◆ **TASK OBJECTIVE**
Repeat each record exactly as written, and drop any images.
>>
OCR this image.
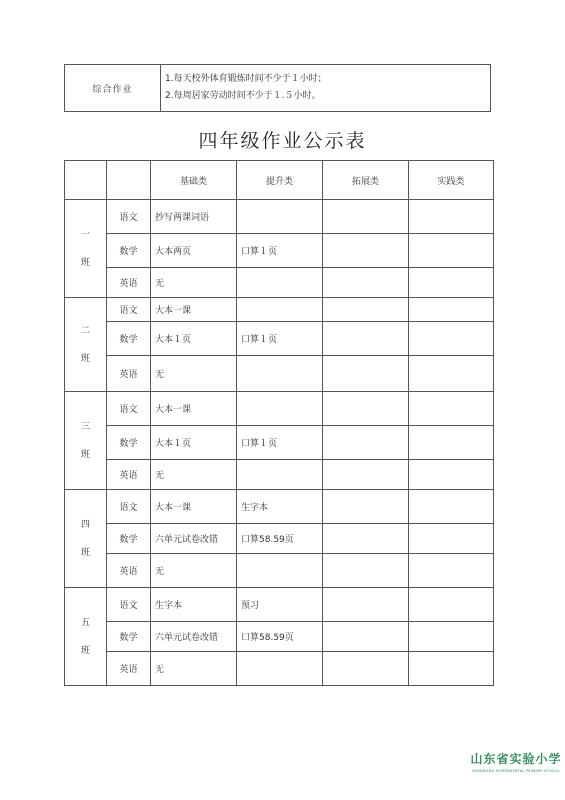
综合作业	
1.每天校外体育锻炼时间不少于１小时；
2.每周居家劳动时间不少于１.５小时。
四年级作业公示表
		基础类	提升类	拓展类	实践类

一
班	语文	抄写两课词语			
	数学	大本两页	口算１页		
	英语	无			

二
班	语文	大本一课			
	数学	大本１页	口算１页		
	英语	无			

三
班	语文	大本一课			
	数学	大本１页	口算１页		
	英语	无			

四
班	语文	大本一课	生字本		
	数学	六单元试卷改错	口算58.59页		
	英语	无			

五
班	语文	生字本	预习		
	数学	六单元试卷改错	口算58.59页		
	英语	无			
山东省实验小学
SHANDONG EXPERIMENTAL PRIMARY SCHOOL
<<
◆ **TASK RESPONSE**
OCR this image.
综合作业	
1.每天校外体育锻炼时间不少于１小时；
2.每周居家劳动时间不少于１.５小时。
四年级作业公示表
		基础类	提升类	拓展类	实践类

一
班	语文	抄写两课词语			
	数学	大本两页	口算１页		
	英语	无			

二
班	语文	大本一课			
	数学	大本１页	口算１页		
	英语	无			

三
班	语文	大本一课			
	数学	大本１页	口算１页		
	英语	无			

四
班	语文	大本一课	生字本		
	数学	六单元试卷改错	口算58.59页		
	英语	无			

五
班	语文	生字本	预习		
	数学	六单元试卷改错	口算58.59页		
	英语	无			
山东省实验小学
SHANDONG EXPERIMENTAL PRIMARY SCHOOL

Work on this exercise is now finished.